Stored data
§

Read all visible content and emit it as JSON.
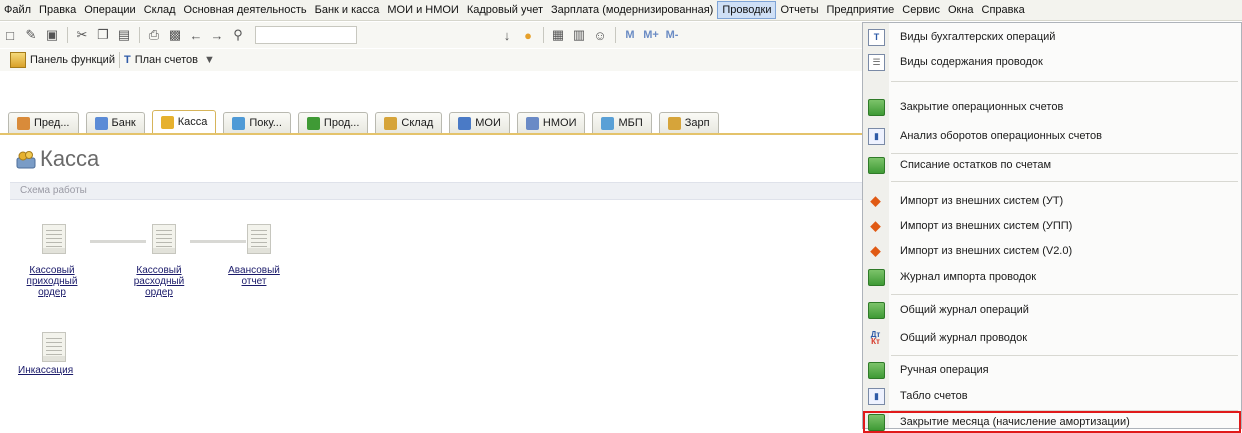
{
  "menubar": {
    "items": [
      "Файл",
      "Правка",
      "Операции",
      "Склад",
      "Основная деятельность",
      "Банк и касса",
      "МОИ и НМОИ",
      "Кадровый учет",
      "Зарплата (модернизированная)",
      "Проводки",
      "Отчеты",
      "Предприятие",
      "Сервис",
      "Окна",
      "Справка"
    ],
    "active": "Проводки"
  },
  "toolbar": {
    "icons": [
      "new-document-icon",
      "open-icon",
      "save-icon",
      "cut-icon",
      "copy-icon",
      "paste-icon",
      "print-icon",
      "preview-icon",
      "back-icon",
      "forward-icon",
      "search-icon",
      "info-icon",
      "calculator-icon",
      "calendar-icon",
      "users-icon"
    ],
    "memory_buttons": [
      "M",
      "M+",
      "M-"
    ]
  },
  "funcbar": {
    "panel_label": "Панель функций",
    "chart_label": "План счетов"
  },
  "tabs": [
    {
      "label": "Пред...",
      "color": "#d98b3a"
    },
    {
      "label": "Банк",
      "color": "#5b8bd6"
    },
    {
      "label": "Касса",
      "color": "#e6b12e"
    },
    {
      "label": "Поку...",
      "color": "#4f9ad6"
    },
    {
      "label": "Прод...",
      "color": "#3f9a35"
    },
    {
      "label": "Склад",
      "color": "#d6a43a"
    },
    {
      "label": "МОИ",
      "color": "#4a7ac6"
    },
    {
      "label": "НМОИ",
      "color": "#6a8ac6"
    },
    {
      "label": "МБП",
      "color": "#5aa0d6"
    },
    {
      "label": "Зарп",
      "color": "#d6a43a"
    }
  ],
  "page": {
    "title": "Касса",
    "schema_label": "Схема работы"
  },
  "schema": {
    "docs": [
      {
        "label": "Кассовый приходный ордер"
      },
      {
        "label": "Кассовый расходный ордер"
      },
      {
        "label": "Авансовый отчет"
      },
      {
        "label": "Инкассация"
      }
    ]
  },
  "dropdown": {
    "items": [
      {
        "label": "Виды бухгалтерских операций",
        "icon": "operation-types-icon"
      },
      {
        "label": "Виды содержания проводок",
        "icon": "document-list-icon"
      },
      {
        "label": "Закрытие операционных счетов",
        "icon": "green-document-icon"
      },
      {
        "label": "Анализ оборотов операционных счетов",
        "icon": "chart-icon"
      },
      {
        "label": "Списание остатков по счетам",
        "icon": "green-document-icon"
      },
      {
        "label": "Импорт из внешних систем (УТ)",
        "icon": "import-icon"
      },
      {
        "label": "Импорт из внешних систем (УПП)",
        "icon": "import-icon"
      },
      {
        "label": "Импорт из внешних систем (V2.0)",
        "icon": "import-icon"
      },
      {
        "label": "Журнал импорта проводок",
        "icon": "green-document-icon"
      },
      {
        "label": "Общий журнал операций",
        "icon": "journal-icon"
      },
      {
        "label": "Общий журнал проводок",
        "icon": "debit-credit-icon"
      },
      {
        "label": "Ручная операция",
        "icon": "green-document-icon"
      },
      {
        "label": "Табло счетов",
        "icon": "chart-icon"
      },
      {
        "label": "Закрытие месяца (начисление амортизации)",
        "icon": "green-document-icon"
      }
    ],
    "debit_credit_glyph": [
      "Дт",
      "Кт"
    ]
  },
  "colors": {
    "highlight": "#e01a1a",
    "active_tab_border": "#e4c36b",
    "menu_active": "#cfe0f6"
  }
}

§

TASK INSTRUCTIONS
Go through the lines above. Select every one that has the string "систем".

TASK RESPONSE
        "label": "Импорт из внешних систем (УТ)",
        "label": "Импорт из внешних систем (УПП)",
        "label": "Импорт из внешних систем (V2.0)",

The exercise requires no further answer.